(Stored dataset items)
+++

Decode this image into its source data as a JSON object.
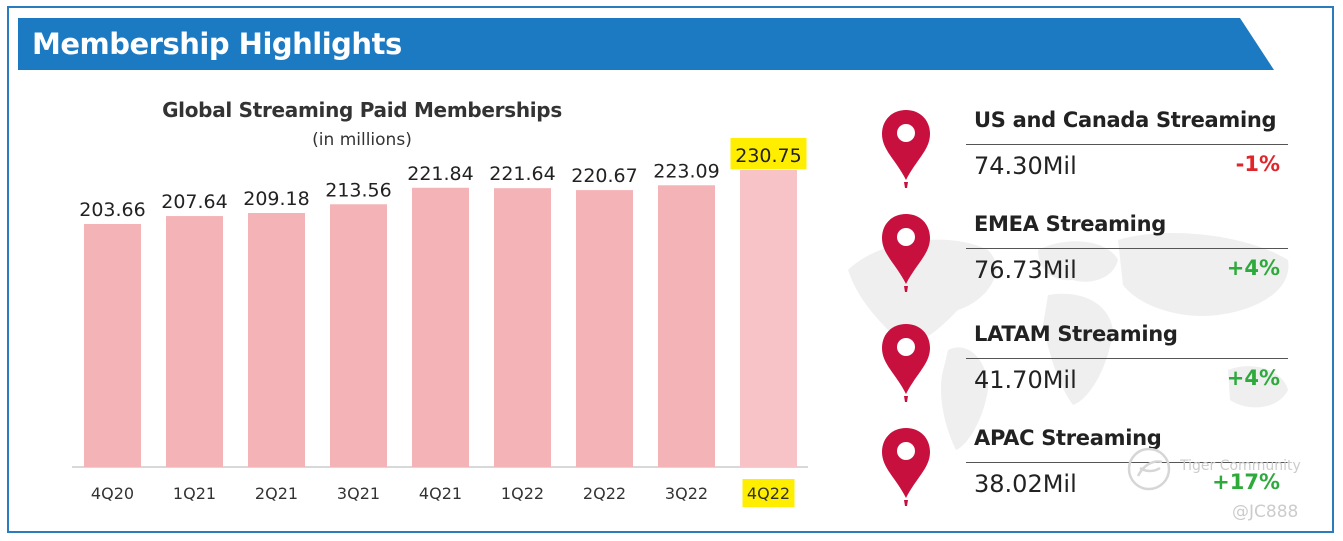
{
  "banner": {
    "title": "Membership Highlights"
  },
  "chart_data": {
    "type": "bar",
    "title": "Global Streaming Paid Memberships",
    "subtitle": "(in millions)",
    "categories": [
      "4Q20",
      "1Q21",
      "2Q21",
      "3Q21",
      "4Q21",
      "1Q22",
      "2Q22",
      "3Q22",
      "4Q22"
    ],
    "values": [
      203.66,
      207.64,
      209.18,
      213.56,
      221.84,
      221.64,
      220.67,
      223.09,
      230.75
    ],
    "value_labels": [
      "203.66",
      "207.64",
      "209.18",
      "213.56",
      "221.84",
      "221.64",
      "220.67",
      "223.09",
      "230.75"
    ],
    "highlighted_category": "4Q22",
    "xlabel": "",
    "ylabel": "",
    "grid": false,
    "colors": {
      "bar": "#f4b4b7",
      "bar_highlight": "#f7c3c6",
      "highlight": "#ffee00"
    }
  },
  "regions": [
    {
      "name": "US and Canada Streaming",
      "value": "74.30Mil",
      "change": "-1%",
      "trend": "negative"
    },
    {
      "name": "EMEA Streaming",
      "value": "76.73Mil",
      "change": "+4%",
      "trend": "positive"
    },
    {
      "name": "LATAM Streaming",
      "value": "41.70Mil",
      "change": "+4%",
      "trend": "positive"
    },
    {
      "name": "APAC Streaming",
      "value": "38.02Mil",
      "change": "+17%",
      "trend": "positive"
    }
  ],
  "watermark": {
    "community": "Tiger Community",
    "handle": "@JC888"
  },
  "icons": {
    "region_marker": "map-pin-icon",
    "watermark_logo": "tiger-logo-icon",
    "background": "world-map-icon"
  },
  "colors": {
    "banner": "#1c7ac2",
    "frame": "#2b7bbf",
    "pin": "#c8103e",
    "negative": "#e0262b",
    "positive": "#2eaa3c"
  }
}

+++

• [Written instruction] From start to finish, output the listing exactly, but omit its pictures.

• [Answer to this task]
Decode this image into its source data as a JSON object.
{
  "banner": {
    "title": "Membership Highlights"
  },
  "chart_data": {
    "type": "bar",
    "title": "Global Streaming Paid Memberships",
    "subtitle": "(in millions)",
    "categories": [
      "4Q20",
      "1Q21",
      "2Q21",
      "3Q21",
      "4Q21",
      "1Q22",
      "2Q22",
      "3Q22",
      "4Q22"
    ],
    "values": [
      203.66,
      207.64,
      209.18,
      213.56,
      221.84,
      221.64,
      220.67,
      223.09,
      230.75
    ],
    "value_labels": [
      "203.66",
      "207.64",
      "209.18",
      "213.56",
      "221.84",
      "221.64",
      "220.67",
      "223.09",
      "230.75"
    ],
    "highlighted_category": "4Q22",
    "xlabel": "",
    "ylabel": "",
    "grid": false,
    "colors": {
      "bar": "#f4b4b7",
      "bar_highlight": "#f7c3c6",
      "highlight": "#ffee00"
    }
  },
  "regions": [
    {
      "name": "US and Canada Streaming",
      "value": "74.30Mil",
      "change": "-1%",
      "trend": "negative"
    },
    {
      "name": "EMEA Streaming",
      "value": "76.73Mil",
      "change": "+4%",
      "trend": "positive"
    },
    {
      "name": "LATAM Streaming",
      "value": "41.70Mil",
      "change": "+4%",
      "trend": "positive"
    },
    {
      "name": "APAC Streaming",
      "value": "38.02Mil",
      "change": "+17%",
      "trend": "positive"
    }
  ],
  "watermark": {
    "community": "Tiger Community",
    "handle": "@JC888"
  },
  "icons": {
    "region_marker": "map-pin-icon",
    "watermark_logo": "tiger-logo-icon",
    "background": "world-map-icon"
  },
  "colors": {
    "banner": "#1c7ac2",
    "frame": "#2b7bbf",
    "pin": "#c8103e",
    "negative": "#e0262b",
    "positive": "#2eaa3c"
  }
}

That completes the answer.